_WHAT YOU HAVE TO DO_
What do the lines say from the one containing "Parse this screenshot: output" to the end of the records? Restate them word for word, and only those.

_DATA TO PROCESS_
----

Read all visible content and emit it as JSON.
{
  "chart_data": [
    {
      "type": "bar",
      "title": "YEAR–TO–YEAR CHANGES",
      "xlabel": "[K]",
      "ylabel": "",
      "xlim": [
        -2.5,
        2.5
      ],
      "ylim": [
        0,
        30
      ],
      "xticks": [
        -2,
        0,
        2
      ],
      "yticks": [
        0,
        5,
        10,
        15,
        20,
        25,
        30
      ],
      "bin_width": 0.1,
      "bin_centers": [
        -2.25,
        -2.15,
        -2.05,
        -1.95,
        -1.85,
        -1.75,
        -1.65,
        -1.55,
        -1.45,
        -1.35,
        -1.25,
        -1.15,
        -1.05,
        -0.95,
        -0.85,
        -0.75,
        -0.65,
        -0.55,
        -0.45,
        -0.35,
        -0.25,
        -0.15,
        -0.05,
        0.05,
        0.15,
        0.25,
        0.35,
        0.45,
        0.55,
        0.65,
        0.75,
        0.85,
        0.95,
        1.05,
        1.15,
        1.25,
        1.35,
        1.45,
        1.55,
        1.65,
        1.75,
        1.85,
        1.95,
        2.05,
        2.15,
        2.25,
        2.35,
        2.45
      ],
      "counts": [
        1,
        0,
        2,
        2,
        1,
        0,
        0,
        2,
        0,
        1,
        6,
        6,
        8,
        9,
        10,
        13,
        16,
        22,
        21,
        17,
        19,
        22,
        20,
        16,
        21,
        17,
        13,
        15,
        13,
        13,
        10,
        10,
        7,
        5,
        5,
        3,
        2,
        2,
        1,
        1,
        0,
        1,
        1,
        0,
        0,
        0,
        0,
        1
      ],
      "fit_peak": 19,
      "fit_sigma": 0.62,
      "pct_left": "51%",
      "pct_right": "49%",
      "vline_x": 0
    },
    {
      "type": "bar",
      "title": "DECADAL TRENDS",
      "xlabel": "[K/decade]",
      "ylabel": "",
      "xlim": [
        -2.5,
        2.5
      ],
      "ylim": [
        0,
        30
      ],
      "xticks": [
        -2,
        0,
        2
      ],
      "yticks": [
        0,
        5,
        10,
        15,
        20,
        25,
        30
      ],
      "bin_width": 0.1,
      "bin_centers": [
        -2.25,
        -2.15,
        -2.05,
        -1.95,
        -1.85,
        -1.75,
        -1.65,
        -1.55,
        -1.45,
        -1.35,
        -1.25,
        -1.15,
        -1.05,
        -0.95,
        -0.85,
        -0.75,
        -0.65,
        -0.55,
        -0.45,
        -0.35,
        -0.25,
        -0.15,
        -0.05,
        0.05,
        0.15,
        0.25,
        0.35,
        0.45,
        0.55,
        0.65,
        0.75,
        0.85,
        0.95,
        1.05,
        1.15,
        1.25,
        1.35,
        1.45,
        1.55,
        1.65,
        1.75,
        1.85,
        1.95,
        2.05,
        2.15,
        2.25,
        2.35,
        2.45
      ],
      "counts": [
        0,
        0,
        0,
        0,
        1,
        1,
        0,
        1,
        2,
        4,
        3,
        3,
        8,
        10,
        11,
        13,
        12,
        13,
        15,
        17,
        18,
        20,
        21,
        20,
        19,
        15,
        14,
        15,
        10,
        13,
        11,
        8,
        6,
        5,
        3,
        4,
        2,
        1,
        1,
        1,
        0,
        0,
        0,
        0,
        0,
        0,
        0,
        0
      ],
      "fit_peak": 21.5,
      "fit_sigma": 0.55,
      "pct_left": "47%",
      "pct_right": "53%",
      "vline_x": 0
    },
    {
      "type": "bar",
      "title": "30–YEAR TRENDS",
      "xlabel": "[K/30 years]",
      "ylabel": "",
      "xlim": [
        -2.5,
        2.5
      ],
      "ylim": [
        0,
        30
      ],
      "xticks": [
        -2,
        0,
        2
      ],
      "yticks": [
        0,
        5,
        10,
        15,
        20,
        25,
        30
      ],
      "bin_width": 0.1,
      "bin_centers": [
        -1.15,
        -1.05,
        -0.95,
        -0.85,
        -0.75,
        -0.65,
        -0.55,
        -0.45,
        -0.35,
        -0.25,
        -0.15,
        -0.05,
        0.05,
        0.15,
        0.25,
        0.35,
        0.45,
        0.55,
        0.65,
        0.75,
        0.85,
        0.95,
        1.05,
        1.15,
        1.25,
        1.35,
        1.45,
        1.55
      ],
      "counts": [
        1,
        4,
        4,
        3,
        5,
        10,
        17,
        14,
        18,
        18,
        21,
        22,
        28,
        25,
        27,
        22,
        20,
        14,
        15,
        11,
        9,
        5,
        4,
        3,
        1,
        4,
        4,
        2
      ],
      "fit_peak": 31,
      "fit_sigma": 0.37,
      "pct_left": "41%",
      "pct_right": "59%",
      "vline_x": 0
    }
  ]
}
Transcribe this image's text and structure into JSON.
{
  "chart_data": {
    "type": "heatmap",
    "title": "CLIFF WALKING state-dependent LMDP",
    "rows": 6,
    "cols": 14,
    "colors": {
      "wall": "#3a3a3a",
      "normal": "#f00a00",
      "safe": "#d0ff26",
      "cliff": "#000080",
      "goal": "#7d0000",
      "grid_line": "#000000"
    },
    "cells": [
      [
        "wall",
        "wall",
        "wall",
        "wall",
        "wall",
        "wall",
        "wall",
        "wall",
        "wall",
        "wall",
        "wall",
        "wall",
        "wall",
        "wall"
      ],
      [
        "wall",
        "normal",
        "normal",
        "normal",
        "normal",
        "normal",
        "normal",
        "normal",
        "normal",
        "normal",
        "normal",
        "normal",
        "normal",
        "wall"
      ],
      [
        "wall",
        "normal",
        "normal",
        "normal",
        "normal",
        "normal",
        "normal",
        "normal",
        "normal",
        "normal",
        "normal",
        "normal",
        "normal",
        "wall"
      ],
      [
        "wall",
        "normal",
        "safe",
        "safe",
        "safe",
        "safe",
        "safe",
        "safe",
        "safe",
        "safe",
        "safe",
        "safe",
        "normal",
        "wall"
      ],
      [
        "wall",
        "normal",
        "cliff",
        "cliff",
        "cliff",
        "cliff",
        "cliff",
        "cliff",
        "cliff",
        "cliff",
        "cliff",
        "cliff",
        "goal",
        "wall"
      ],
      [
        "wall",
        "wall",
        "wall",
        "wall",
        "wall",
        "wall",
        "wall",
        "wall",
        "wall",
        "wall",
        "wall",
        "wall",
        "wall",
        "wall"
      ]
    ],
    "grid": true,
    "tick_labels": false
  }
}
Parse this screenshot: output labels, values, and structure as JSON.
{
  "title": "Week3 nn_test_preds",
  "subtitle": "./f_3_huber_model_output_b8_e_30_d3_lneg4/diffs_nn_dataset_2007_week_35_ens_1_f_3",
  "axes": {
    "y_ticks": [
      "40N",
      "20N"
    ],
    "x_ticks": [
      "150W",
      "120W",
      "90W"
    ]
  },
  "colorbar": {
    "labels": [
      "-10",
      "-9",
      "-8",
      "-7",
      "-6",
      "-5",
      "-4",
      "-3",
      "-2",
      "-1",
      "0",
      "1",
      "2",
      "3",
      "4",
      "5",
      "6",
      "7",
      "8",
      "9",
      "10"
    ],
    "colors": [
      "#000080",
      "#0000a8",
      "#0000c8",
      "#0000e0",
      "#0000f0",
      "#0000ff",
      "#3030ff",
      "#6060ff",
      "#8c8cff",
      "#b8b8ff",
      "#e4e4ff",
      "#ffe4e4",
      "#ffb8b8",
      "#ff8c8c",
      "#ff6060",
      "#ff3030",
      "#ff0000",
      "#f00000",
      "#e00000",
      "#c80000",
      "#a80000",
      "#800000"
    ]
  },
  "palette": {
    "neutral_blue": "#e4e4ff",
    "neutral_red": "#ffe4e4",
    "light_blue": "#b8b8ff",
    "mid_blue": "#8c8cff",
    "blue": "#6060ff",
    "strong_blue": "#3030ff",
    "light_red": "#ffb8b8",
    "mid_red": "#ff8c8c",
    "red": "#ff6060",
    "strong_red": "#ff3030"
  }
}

----

_OUTPUT_
Parse this screenshot: output labels, values, and structure as JSON.
{
  "title": "Week3 nn_test_preds",
  "subtitle": "./f_3_huber_model_output_b8_e_30_d3_lneg4/diffs_nn_dataset_2007_week_35_ens_1_f_3",
  "axes": {
    "y_ticks": [
      "40N",
      "20N"
    ],
    "x_ticks": [
      "150W",
      "120W",
      "90W"
    ]
  },
  "colorbar": {
    "labels": [
      "-10",
      "-9",
      "-8",
      "-7",
      "-6",
      "-5",
      "-4",
      "-3",
      "-2",
      "-1",
      "0",
      "1",
      "2",
      "3",
      "4",
      "5",
      "6",
      "7",
      "8",
      "9",
      "10"
    ],
    "colors": [
      "#000080",
      "#0000a8",
      "#0000c8",
      "#0000e0",
      "#0000f0",
      "#0000ff",
      "#3030ff",
      "#6060ff",
      "#8c8cff",
      "#b8b8ff",
      "#e4e4ff",
      "#ffe4e4",
      "#ffb8b8",
      "#ff8c8c",
      "#ff6060",
      "#ff3030",
      "#ff0000",
      "#f00000",
      "#e00000",
      "#c80000",
      "#a80000",
      "#800000"
    ]
  },
  "palette": {
    "neutral_blue": "#e4e4ff",
    "neutral_red": "#ffe4e4",
    "light_blue": "#b8b8ff",
    "mid_blue": "#8c8cff",
    "blue": "#6060ff",
    "strong_blue": "#3030ff",
    "light_red": "#ffb8b8",
    "mid_red": "#ff8c8c",
    "red": "#ff6060",
    "strong_red": "#ff3030"
  }
}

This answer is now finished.